To be done: Print every entry, word for word, and skip the images.

━━━━━ Dataset

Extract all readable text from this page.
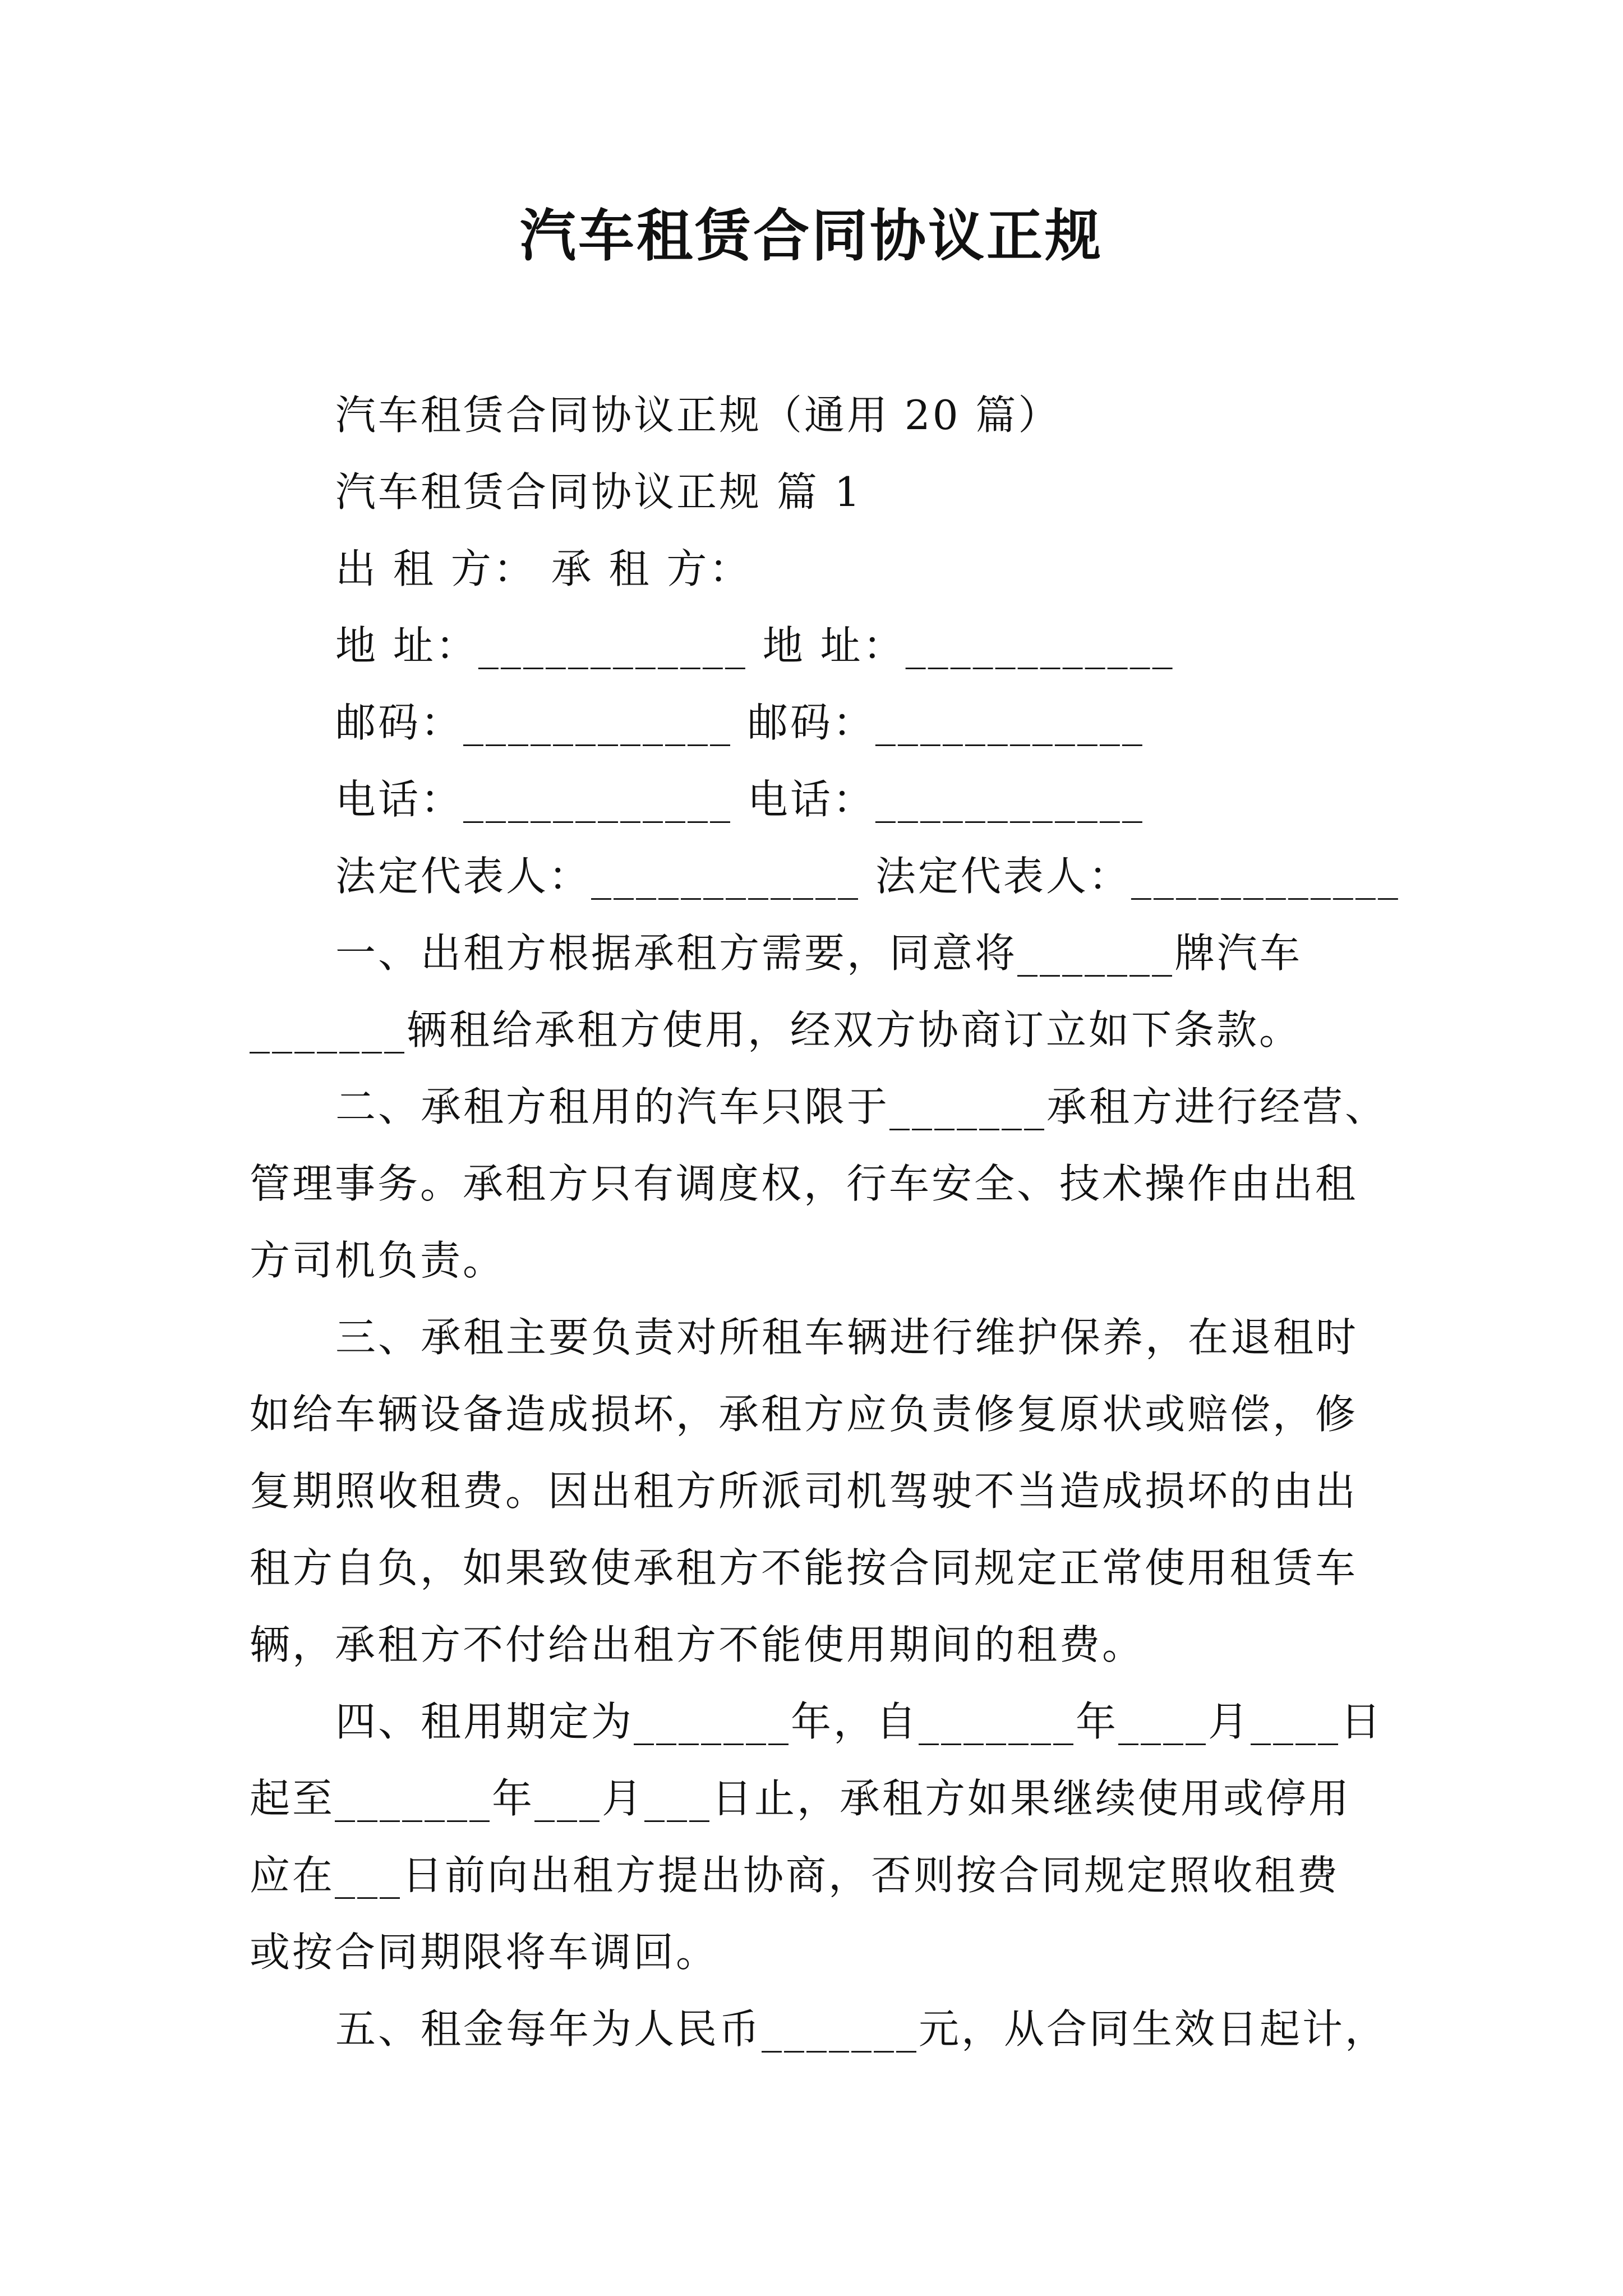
汽车租赁合同协议正规
汽车租赁合同协议正规（通用 20 篇）
汽车租赁合同协议正规 篇 1
出 租 方： 承 租 方：
地 址：____________ 地 址：____________
邮码：____________ 邮码：____________
电话：____________ 电话：____________
法定代表人：____________ 法定代表人：____________
一、出租方根据承租方需要，同意将_______牌汽车
_______辆租给承租方使用，经双方协商订立如下条款。
二、承租方租用的汽车只限于_______承租方进行经营、
管理事务。承租方只有调度权，行车安全、技术操作由出租
方司机负责。
三、承租主要负责对所租车辆进行维护保养，在退租时
如给车辆设备造成损坏，承租方应负责修复原状或赔偿，修
复期照收租费。因出租方所派司机驾驶不当造成损坏的由出
租方自负，如果致使承租方不能按合同规定正常使用租赁车
辆，承租方不付给出租方不能使用期间的租费。
四、租用期定为_______年，自_______年____月____日
起至_______年___月___日止，承租方如果继续使用或停用
应在___日前向出租方提出协商，否则按合同规定照收租费
或按合同期限将车调回。
五、租金每年为人民币_______元，从合同生效日起计，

━━━━━━━━━━

The reply:
Extract all readable text from this page.
汽车租赁合同协议正规
汽车租赁合同协议正规（通用 20 篇）
汽车租赁合同协议正规 篇 1
出 租 方： 承 租 方：
地 址：____________ 地 址：____________
邮码：____________ 邮码：____________
电话：____________ 电话：____________
法定代表人：____________ 法定代表人：____________
一、出租方根据承租方需要，同意将_______牌汽车
_______辆租给承租方使用，经双方协商订立如下条款。
二、承租方租用的汽车只限于_______承租方进行经营、
管理事务。承租方只有调度权，行车安全、技术操作由出租
方司机负责。
三、承租主要负责对所租车辆进行维护保养，在退租时
如给车辆设备造成损坏，承租方应负责修复原状或赔偿，修
复期照收租费。因出租方所派司机驾驶不当造成损坏的由出
租方自负，如果致使承租方不能按合同规定正常使用租赁车
辆，承租方不付给出租方不能使用期间的租费。
四、租用期定为_______年，自_______年____月____日
起至_______年___月___日止，承租方如果继续使用或停用
应在___日前向出租方提出协商，否则按合同规定照收租费
或按合同期限将车调回。
五、租金每年为人民币_______元，从合同生效日起计，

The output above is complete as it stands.